Exercise — Where a line in the listing contains the string "петлей", copy that line out.

Extracted data entries —
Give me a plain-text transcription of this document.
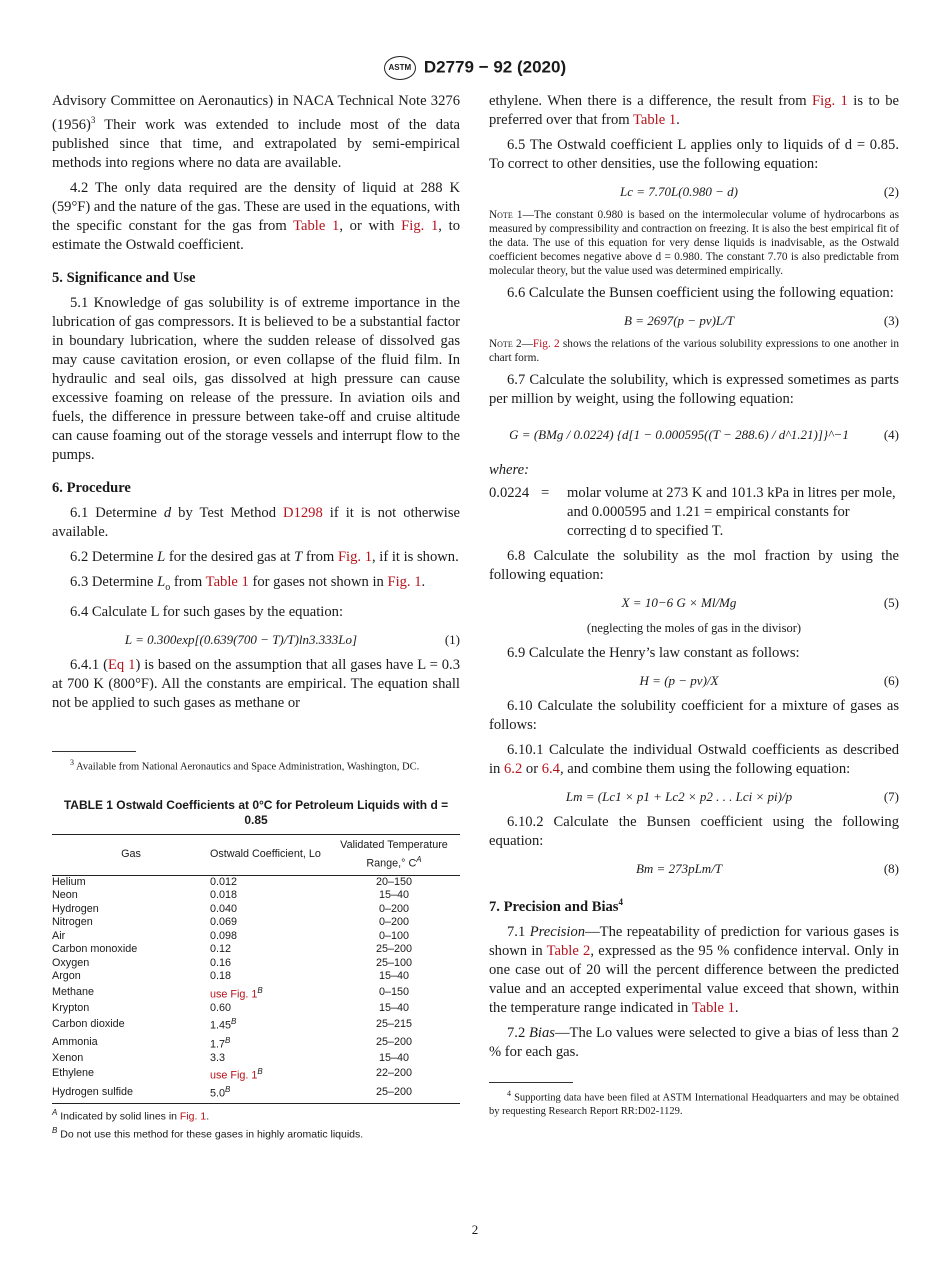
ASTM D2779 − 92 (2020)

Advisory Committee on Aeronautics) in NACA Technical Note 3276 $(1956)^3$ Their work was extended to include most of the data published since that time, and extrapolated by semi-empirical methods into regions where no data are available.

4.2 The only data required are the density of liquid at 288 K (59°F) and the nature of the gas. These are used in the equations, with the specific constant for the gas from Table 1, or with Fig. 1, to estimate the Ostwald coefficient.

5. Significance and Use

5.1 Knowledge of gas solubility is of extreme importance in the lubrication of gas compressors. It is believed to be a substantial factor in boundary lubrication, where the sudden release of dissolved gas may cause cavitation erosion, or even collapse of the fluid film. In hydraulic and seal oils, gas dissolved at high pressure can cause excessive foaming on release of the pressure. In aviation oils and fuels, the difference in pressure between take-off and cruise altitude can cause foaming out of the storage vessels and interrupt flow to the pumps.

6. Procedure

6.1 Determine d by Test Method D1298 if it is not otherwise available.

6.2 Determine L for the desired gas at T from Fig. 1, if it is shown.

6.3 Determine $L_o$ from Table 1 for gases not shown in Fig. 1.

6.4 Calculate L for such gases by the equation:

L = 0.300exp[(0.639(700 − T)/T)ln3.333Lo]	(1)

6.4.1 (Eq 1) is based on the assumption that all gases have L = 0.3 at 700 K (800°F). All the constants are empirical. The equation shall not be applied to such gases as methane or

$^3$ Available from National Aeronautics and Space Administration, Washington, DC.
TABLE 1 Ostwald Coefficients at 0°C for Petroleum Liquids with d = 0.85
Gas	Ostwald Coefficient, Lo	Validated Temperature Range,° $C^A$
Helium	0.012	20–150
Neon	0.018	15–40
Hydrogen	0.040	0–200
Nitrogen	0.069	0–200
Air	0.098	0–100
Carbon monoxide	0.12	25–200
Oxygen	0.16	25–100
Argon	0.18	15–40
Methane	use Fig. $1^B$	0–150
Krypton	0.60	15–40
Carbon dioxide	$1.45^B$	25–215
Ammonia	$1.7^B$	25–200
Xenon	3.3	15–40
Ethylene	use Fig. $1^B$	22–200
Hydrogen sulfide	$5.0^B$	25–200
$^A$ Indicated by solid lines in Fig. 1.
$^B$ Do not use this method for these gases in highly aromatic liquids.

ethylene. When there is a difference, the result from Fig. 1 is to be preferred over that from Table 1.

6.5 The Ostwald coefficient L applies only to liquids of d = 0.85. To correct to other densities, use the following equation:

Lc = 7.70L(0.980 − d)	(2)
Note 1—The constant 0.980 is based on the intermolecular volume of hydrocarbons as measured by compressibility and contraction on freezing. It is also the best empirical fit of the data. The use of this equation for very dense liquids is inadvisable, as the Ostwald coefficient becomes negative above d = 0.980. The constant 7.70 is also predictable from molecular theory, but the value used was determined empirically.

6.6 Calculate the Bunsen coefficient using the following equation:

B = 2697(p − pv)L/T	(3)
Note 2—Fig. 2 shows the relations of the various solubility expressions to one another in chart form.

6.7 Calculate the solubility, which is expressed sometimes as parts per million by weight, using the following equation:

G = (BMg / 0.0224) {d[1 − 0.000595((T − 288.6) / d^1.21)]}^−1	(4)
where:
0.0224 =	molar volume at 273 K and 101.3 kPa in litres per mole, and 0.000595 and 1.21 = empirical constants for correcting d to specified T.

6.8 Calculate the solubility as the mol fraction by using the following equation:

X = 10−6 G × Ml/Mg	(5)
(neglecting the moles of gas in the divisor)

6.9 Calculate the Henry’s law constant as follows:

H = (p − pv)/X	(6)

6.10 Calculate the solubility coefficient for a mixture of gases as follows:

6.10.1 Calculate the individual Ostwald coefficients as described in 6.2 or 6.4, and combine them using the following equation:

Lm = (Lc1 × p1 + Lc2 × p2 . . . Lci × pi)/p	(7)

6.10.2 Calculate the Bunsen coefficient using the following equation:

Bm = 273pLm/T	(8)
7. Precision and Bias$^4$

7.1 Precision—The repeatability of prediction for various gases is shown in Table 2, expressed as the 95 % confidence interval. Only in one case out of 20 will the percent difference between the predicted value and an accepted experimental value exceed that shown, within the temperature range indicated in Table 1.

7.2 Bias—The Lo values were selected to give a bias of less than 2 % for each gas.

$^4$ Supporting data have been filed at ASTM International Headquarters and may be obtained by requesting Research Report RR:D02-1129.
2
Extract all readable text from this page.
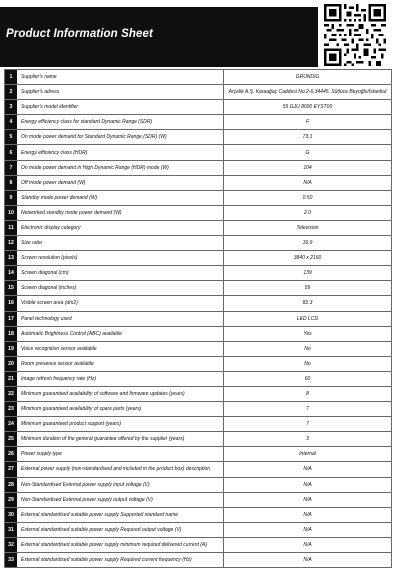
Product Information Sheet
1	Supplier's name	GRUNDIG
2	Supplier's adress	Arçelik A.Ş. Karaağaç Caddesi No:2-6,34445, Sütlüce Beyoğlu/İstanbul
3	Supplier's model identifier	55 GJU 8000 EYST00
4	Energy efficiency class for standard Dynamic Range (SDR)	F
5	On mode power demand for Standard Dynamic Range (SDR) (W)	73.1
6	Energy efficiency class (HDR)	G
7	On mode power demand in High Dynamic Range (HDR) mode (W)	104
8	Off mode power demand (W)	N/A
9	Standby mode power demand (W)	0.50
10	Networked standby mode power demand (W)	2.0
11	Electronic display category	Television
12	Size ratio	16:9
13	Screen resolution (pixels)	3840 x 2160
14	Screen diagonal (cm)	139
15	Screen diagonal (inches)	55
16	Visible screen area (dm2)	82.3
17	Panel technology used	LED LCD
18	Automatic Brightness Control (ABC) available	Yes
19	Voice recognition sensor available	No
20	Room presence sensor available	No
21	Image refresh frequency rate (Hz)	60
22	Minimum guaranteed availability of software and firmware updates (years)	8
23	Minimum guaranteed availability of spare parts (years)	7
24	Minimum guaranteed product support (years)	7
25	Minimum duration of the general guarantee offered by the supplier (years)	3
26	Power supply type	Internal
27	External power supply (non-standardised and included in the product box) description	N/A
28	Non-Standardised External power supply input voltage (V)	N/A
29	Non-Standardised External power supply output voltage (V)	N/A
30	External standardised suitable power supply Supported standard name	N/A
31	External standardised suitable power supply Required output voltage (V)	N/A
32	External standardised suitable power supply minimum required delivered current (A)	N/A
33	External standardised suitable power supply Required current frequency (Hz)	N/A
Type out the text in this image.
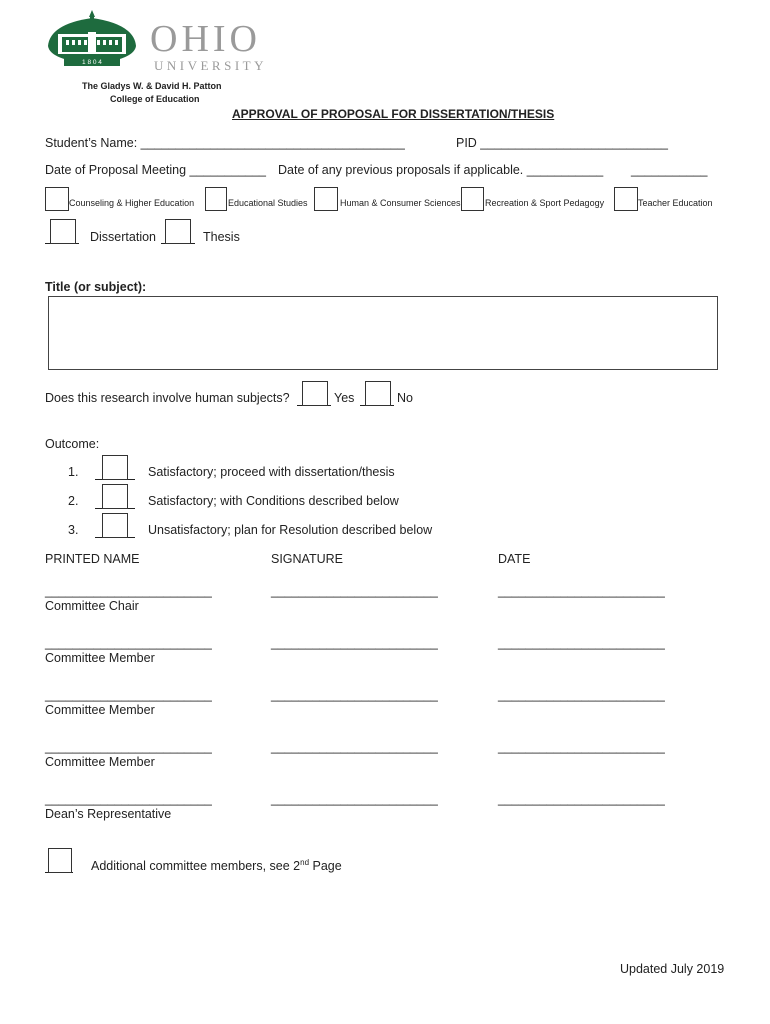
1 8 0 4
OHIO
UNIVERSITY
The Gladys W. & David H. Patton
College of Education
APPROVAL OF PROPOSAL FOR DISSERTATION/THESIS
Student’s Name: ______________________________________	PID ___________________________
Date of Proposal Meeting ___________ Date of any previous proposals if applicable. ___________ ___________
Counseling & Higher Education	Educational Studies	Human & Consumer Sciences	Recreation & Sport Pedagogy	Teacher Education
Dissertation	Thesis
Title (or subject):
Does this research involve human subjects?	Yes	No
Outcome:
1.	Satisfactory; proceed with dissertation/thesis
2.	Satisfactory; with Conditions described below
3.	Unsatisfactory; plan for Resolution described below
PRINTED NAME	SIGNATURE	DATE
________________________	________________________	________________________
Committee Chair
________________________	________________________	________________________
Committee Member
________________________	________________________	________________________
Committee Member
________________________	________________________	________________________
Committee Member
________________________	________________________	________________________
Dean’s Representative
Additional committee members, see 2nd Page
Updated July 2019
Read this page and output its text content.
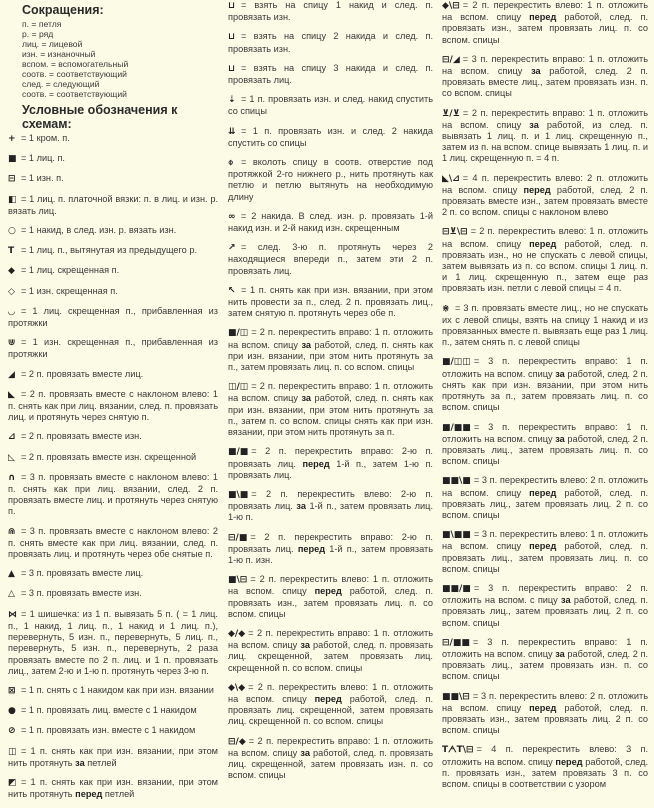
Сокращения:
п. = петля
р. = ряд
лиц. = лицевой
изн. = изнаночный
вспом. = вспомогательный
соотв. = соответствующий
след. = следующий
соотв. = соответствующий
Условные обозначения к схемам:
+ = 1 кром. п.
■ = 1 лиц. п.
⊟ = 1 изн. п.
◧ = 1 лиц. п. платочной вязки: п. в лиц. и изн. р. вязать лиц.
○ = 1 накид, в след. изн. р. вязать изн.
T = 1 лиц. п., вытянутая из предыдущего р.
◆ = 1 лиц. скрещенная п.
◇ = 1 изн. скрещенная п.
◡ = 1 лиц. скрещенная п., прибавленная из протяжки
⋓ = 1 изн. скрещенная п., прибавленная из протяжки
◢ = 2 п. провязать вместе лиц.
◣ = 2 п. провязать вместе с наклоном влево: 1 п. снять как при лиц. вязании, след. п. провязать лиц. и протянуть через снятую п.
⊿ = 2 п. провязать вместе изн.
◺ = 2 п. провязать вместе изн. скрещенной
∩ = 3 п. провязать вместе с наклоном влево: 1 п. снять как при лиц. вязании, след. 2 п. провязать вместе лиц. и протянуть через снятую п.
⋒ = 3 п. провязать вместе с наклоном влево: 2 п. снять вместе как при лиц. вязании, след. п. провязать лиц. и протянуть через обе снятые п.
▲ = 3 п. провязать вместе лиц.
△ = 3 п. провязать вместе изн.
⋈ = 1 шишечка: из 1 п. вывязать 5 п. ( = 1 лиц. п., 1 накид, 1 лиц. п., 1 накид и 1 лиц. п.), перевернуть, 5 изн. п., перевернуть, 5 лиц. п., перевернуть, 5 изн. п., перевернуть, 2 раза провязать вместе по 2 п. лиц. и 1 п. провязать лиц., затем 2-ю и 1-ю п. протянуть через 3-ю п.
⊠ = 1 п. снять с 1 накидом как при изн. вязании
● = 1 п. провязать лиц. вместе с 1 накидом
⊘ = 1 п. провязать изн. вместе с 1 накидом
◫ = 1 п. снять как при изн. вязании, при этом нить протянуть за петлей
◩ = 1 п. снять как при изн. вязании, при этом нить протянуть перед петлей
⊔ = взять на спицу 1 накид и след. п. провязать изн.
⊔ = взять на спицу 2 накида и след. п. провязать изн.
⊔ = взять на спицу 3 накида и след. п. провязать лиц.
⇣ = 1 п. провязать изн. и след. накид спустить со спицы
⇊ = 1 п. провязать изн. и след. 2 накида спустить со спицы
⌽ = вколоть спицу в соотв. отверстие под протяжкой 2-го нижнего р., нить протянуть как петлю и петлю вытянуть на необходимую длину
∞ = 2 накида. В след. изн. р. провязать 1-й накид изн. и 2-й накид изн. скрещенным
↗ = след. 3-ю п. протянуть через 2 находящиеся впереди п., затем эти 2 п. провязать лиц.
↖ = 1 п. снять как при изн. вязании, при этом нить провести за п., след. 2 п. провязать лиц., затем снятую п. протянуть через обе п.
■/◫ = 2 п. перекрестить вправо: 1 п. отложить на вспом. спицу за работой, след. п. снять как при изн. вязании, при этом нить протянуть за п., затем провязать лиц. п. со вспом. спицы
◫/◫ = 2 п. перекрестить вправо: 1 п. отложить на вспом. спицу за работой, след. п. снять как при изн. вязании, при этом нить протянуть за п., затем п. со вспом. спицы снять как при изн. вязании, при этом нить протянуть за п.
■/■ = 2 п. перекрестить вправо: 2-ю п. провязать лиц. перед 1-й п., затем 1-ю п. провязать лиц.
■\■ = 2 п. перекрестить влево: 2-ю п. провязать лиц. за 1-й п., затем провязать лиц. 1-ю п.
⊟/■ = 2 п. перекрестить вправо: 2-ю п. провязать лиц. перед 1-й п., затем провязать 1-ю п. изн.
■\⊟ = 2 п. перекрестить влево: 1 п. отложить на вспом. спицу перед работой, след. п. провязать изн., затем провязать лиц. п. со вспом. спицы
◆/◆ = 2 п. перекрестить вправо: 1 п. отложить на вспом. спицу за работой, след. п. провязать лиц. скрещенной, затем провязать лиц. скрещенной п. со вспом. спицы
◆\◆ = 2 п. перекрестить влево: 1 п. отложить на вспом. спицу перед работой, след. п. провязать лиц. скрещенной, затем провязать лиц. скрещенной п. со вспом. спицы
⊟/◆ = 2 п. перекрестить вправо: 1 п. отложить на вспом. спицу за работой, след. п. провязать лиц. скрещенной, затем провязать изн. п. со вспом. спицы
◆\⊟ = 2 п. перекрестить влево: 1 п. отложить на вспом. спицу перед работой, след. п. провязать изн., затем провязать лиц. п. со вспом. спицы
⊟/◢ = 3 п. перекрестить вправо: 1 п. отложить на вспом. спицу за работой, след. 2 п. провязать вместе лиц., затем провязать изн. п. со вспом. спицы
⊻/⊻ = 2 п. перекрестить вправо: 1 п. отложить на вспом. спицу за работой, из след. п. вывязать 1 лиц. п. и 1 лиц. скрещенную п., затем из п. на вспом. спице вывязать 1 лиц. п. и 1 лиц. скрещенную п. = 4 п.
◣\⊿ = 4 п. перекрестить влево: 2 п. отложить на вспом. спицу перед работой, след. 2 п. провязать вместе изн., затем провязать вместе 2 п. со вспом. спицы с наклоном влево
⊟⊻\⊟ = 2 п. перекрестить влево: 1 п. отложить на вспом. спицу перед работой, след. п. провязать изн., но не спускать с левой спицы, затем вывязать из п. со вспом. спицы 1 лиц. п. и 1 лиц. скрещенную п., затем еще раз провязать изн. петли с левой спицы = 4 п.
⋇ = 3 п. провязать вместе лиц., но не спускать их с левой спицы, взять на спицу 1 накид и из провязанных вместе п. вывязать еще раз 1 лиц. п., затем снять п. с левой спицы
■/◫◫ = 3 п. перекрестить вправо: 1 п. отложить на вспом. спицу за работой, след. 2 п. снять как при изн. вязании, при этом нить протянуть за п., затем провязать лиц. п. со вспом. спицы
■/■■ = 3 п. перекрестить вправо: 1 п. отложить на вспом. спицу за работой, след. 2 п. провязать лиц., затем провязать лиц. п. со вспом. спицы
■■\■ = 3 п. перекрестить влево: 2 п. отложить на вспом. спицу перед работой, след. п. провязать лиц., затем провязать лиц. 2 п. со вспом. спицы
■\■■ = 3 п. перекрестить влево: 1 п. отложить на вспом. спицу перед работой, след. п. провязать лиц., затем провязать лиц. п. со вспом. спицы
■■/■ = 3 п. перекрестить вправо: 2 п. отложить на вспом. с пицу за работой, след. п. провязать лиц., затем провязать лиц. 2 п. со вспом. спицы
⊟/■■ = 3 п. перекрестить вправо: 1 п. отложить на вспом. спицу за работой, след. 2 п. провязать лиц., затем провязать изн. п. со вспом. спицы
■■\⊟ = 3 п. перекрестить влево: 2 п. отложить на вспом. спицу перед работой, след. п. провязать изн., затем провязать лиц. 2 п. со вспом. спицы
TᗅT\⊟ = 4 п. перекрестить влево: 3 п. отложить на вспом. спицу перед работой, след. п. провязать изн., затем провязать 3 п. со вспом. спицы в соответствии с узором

Task output —
◫ = 1 п. снять как при изн. вязании, при этом нить протянуть за петлей
◩ = 1 п. снять как при изн. вязании, при этом нить протянуть перед петлей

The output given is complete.